#### WHAT YOU NEED TO DO
Output the material word for word. Leave each picture out.

--- START INFORMATION PROVIDED ---

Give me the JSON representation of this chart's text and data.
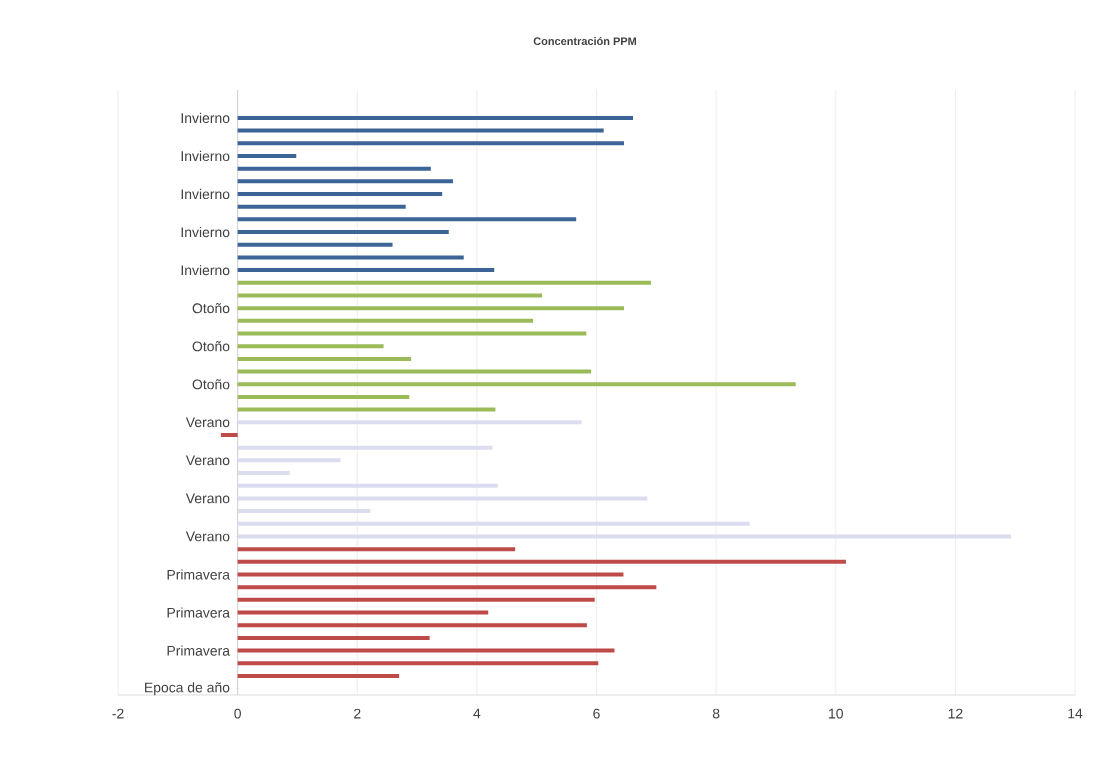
{
  "chart_data": {
    "type": "bar",
    "orientation": "horizontal",
    "title": "Concentración PPM",
    "categories": [
      "Invierno",
      null,
      null,
      "Invierno",
      null,
      null,
      "Invierno",
      null,
      null,
      "Invierno",
      null,
      null,
      "Invierno",
      null,
      null,
      "Otoño",
      null,
      null,
      "Otoño",
      null,
      null,
      "Otoño",
      null,
      null,
      "Verano",
      null,
      null,
      "Verano",
      null,
      null,
      "Verano",
      null,
      null,
      "Verano",
      null,
      null,
      "Primavera",
      null,
      null,
      "Primavera",
      null,
      null,
      "Primavera",
      null,
      null,
      "Epoca de año"
    ],
    "values": [
      6.61,
      6.12,
      6.46,
      0.98,
      3.23,
      3.6,
      3.42,
      2.81,
      5.66,
      3.53,
      2.59,
      3.78,
      4.29,
      6.91,
      5.09,
      6.46,
      4.94,
      5.83,
      2.44,
      2.9,
      5.91,
      9.33,
      2.87,
      4.31,
      5.75,
      -0.28,
      4.26,
      1.72,
      0.87,
      4.35,
      6.85,
      2.22,
      8.56,
      12.93,
      4.64,
      10.17,
      6.45,
      7.0,
      5.97,
      4.19,
      5.84,
      3.21,
      6.3,
      6.03,
      2.7,
      null
    ],
    "colors": [
      "#3c6496",
      "#3c6496",
      "#3c6496",
      "#3c6496",
      "#3c6496",
      "#3c6496",
      "#3c6496",
      "#3c6496",
      "#3c6496",
      "#3c6496",
      "#3c6496",
      "#3c6496",
      "#3c6496",
      "#9bbb59",
      "#9bbb59",
      "#9bbb59",
      "#9bbb59",
      "#9bbb59",
      "#9bbb59",
      "#9bbb59",
      "#9bbb59",
      "#9bbb59",
      "#9bbb59",
      "#9bbb59",
      "#dcdcf0",
      "#be4b48",
      "#dcdcf0",
      "#dcdcf0",
      "#dcdcf0",
      "#dcdcf0",
      "#dcdcf0",
      "#dcdcf0",
      "#dcdcf0",
      "#dcdcf0",
      "#be4b48",
      "#be4b48",
      "#be4b48",
      "#be4b48",
      "#be4b48",
      "#be4b48",
      "#be4b48",
      "#be4b48",
      "#be4b48",
      "#be4b48",
      "#be4b48",
      "#be4b48"
    ],
    "xlim": [
      -2,
      14
    ],
    "xticks": [
      -2,
      0,
      2,
      4,
      6,
      8,
      10,
      12,
      14
    ],
    "grid": "x"
  }
}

--- END INFORMATION PROVIDED ---

#### EXERCISE RESULT
Give me the JSON representation of this chart's text and data.
{
  "chart_data": {
    "type": "bar",
    "orientation": "horizontal",
    "title": "Concentración PPM",
    "categories": [
      "Invierno",
      null,
      null,
      "Invierno",
      null,
      null,
      "Invierno",
      null,
      null,
      "Invierno",
      null,
      null,
      "Invierno",
      null,
      null,
      "Otoño",
      null,
      null,
      "Otoño",
      null,
      null,
      "Otoño",
      null,
      null,
      "Verano",
      null,
      null,
      "Verano",
      null,
      null,
      "Verano",
      null,
      null,
      "Verano",
      null,
      null,
      "Primavera",
      null,
      null,
      "Primavera",
      null,
      null,
      "Primavera",
      null,
      null,
      "Epoca de año"
    ],
    "values": [
      6.61,
      6.12,
      6.46,
      0.98,
      3.23,
      3.6,
      3.42,
      2.81,
      5.66,
      3.53,
      2.59,
      3.78,
      4.29,
      6.91,
      5.09,
      6.46,
      4.94,
      5.83,
      2.44,
      2.9,
      5.91,
      9.33,
      2.87,
      4.31,
      5.75,
      -0.28,
      4.26,
      1.72,
      0.87,
      4.35,
      6.85,
      2.22,
      8.56,
      12.93,
      4.64,
      10.17,
      6.45,
      7.0,
      5.97,
      4.19,
      5.84,
      3.21,
      6.3,
      6.03,
      2.7,
      null
    ],
    "colors": [
      "#3c6496",
      "#3c6496",
      "#3c6496",
      "#3c6496",
      "#3c6496",
      "#3c6496",
      "#3c6496",
      "#3c6496",
      "#3c6496",
      "#3c6496",
      "#3c6496",
      "#3c6496",
      "#3c6496",
      "#9bbb59",
      "#9bbb59",
      "#9bbb59",
      "#9bbb59",
      "#9bbb59",
      "#9bbb59",
      "#9bbb59",
      "#9bbb59",
      "#9bbb59",
      "#9bbb59",
      "#9bbb59",
      "#dcdcf0",
      "#be4b48",
      "#dcdcf0",
      "#dcdcf0",
      "#dcdcf0",
      "#dcdcf0",
      "#dcdcf0",
      "#dcdcf0",
      "#dcdcf0",
      "#dcdcf0",
      "#be4b48",
      "#be4b48",
      "#be4b48",
      "#be4b48",
      "#be4b48",
      "#be4b48",
      "#be4b48",
      "#be4b48",
      "#be4b48",
      "#be4b48",
      "#be4b48",
      "#be4b48"
    ],
    "xlim": [
      -2,
      14
    ],
    "xticks": [
      -2,
      0,
      2,
      4,
      6,
      8,
      10,
      12,
      14
    ],
    "grid": "x"
  }
}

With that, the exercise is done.